▶ **Assignment**:
Across the entries below, how many lines include "lithium"? Give the number and nothing else.

▶ **Data for the task**:
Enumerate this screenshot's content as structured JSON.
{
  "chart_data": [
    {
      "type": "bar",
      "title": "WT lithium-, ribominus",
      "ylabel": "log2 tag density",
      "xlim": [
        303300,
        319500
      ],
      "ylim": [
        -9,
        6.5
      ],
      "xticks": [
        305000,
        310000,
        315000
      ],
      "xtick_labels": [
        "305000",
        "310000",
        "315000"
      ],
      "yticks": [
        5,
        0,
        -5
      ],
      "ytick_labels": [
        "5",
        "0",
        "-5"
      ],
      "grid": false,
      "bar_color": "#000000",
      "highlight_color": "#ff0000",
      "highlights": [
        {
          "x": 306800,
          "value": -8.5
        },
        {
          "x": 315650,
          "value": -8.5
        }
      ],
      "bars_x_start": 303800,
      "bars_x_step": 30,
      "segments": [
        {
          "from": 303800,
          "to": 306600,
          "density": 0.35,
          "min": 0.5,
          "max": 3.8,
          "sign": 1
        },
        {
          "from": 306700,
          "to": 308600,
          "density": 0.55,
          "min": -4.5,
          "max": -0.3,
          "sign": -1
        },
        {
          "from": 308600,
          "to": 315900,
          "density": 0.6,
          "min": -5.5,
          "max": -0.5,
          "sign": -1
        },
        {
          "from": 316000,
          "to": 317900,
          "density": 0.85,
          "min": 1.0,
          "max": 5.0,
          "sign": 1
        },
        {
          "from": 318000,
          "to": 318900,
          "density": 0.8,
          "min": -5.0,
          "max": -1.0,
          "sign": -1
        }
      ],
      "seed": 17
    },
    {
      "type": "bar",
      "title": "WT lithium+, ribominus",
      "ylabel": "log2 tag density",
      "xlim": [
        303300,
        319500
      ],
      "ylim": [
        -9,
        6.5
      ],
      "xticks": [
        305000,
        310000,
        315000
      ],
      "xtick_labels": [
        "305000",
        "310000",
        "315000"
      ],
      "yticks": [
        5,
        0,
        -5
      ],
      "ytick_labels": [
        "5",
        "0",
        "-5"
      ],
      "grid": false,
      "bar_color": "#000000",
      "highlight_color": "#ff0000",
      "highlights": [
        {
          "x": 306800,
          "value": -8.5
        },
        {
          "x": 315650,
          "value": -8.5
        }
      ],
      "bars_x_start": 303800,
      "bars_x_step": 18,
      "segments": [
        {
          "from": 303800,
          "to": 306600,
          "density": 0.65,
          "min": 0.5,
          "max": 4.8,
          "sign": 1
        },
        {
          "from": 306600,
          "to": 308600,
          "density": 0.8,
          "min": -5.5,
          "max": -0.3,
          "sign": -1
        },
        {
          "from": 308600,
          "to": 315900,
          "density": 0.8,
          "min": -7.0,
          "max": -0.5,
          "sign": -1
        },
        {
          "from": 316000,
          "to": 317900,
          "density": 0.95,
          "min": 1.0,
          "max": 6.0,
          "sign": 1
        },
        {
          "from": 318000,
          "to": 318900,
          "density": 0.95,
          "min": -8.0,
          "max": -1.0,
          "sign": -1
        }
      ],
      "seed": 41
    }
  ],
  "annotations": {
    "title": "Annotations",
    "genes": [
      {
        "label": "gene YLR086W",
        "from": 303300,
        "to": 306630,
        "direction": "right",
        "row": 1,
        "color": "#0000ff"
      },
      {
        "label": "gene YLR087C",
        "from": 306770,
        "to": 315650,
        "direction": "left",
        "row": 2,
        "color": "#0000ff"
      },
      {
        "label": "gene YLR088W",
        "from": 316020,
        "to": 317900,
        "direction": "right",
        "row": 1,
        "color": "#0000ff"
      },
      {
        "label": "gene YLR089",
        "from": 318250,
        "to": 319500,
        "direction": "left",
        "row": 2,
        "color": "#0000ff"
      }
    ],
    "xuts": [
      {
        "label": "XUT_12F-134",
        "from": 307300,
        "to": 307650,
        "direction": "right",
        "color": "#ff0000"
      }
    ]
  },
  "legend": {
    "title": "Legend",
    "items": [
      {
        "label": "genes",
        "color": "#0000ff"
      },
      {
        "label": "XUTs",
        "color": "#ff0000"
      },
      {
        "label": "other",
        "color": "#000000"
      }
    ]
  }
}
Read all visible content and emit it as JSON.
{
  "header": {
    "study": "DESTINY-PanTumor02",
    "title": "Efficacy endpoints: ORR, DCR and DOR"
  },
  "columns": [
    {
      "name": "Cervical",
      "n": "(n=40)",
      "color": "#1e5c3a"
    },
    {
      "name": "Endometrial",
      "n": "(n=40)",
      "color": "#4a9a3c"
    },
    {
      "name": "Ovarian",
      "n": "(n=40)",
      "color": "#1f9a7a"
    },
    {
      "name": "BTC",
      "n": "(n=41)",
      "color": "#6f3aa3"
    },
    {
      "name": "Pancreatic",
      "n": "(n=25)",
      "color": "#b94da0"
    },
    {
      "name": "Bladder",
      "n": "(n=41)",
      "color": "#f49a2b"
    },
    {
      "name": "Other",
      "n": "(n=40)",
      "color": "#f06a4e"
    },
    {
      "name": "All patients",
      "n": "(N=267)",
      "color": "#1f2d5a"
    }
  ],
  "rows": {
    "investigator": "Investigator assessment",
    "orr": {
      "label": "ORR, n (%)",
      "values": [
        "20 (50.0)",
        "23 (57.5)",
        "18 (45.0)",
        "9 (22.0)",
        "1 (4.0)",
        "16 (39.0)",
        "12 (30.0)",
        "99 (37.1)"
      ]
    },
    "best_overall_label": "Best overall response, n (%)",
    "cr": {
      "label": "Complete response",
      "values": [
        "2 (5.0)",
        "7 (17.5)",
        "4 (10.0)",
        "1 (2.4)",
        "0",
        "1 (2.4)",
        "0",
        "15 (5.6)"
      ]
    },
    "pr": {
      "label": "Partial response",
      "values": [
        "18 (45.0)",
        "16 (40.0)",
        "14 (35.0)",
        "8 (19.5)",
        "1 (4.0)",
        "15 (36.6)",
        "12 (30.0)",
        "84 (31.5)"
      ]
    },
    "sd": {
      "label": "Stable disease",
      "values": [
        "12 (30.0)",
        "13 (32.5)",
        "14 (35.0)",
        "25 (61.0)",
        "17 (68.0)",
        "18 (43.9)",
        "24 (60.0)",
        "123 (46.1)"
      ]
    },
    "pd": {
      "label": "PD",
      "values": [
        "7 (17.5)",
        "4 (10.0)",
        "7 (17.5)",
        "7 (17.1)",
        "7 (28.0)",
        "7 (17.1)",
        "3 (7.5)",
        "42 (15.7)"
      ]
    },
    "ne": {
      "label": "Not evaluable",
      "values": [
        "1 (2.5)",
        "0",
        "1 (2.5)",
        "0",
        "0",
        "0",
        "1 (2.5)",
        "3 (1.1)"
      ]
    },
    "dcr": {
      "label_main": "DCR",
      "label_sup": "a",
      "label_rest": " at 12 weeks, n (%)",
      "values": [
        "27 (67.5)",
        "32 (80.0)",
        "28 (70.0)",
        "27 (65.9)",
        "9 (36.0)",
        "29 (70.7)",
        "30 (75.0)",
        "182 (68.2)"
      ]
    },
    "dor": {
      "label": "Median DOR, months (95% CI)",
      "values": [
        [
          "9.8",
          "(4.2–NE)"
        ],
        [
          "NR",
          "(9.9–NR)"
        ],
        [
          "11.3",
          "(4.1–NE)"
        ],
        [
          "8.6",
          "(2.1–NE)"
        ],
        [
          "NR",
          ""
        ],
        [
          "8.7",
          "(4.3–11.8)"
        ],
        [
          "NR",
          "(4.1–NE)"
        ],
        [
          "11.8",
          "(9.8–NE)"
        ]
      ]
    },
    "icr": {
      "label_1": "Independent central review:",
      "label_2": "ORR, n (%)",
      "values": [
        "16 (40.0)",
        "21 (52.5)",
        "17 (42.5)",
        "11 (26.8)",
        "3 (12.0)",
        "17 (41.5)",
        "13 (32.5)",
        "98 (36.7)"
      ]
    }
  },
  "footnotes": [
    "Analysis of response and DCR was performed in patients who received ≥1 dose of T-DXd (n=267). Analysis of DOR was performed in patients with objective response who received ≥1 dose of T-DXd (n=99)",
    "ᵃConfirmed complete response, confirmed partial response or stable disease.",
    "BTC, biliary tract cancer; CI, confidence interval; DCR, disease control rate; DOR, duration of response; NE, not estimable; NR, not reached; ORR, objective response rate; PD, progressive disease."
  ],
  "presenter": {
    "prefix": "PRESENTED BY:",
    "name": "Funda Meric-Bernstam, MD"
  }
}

▶ **Response to the exercise**:
2